◆ **Exercise**:
Copy each record exactly as it reads, leaving out any pictures it holds.

◆ **Dataset records**:
#####
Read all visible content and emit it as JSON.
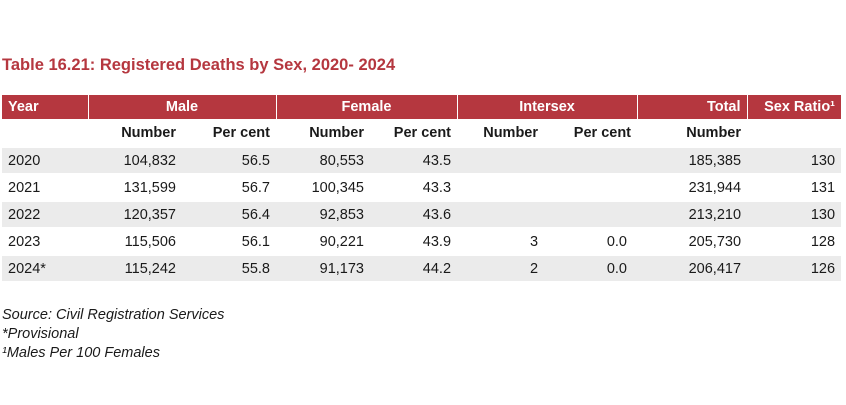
{
  "title": "Table 16.21: Registered Deaths by Sex, 2020- 2024",
  "header": {
    "year": "Year",
    "male": "Male",
    "female": "Female",
    "intersex": "Intersex",
    "total": "Total",
    "sex_ratio": "Sex Ratio¹"
  },
  "subheader": {
    "male_number": "Number",
    "male_percent": "Per cent",
    "female_number": "Number",
    "female_percent": "Per cent",
    "intersex_number": "Number",
    "intersex_percent": "Per cent",
    "total_number": "Number"
  },
  "rows": [
    {
      "year": "2020",
      "male_number": "104,832",
      "male_percent": "56.5",
      "female_number": "80,553",
      "female_percent": "43.5",
      "intersex_number": "",
      "intersex_percent": "",
      "total": "185,385",
      "sex_ratio": "130"
    },
    {
      "year": "2021",
      "male_number": "131,599",
      "male_percent": "56.7",
      "female_number": "100,345",
      "female_percent": "43.3",
      "intersex_number": "",
      "intersex_percent": "",
      "total": "231,944",
      "sex_ratio": "131"
    },
    {
      "year": "2022",
      "male_number": "120,357",
      "male_percent": "56.4",
      "female_number": "92,853",
      "female_percent": "43.6",
      "intersex_number": "",
      "intersex_percent": "",
      "total": "213,210",
      "sex_ratio": "130"
    },
    {
      "year": "2023",
      "male_number": "115,506",
      "male_percent": "56.1",
      "female_number": "90,221",
      "female_percent": "43.9",
      "intersex_number": "3",
      "intersex_percent": "0.0",
      "total": "205,730",
      "sex_ratio": "128"
    },
    {
      "year": "2024*",
      "male_number": "115,242",
      "male_percent": "55.8",
      "female_number": "91,173",
      "female_percent": "44.2",
      "intersex_number": "2",
      "intersex_percent": "0.0",
      "total": "206,417",
      "sex_ratio": "126"
    }
  ],
  "notes": {
    "source": "Source: Civil Registration Services",
    "provisional": "*Provisional",
    "footnote": "¹Males Per 100 Females"
  },
  "colors": {
    "header_bg": "#b5373f",
    "title": "#b5373f",
    "stripe": "#ebebeb"
  }
}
#####
◆ **Correct result**:
Read all visible content and emit it as JSON.
{
  "title": "Table 16.21: Registered Deaths by Sex, 2020- 2024",
  "header": {
    "year": "Year",
    "male": "Male",
    "female": "Female",
    "intersex": "Intersex",
    "total": "Total",
    "sex_ratio": "Sex Ratio¹"
  },
  "subheader": {
    "male_number": "Number",
    "male_percent": "Per cent",
    "female_number": "Number",
    "female_percent": "Per cent",
    "intersex_number": "Number",
    "intersex_percent": "Per cent",
    "total_number": "Number"
  },
  "rows": [
    {
      "year": "2020",
      "male_number": "104,832",
      "male_percent": "56.5",
      "female_number": "80,553",
      "female_percent": "43.5",
      "intersex_number": "",
      "intersex_percent": "",
      "total": "185,385",
      "sex_ratio": "130"
    },
    {
      "year": "2021",
      "male_number": "131,599",
      "male_percent": "56.7",
      "female_number": "100,345",
      "female_percent": "43.3",
      "intersex_number": "",
      "intersex_percent": "",
      "total": "231,944",
      "sex_ratio": "131"
    },
    {
      "year": "2022",
      "male_number": "120,357",
      "male_percent": "56.4",
      "female_number": "92,853",
      "female_percent": "43.6",
      "intersex_number": "",
      "intersex_percent": "",
      "total": "213,210",
      "sex_ratio": "130"
    },
    {
      "year": "2023",
      "male_number": "115,506",
      "male_percent": "56.1",
      "female_number": "90,221",
      "female_percent": "43.9",
      "intersex_number": "3",
      "intersex_percent": "0.0",
      "total": "205,730",
      "sex_ratio": "128"
    },
    {
      "year": "2024*",
      "male_number": "115,242",
      "male_percent": "55.8",
      "female_number": "91,173",
      "female_percent": "44.2",
      "intersex_number": "2",
      "intersex_percent": "0.0",
      "total": "206,417",
      "sex_ratio": "126"
    }
  ],
  "notes": {
    "source": "Source: Civil Registration Services",
    "provisional": "*Provisional",
    "footnote": "¹Males Per 100 Females"
  },
  "colors": {
    "header_bg": "#b5373f",
    "title": "#b5373f",
    "stripe": "#ebebeb"
  }
}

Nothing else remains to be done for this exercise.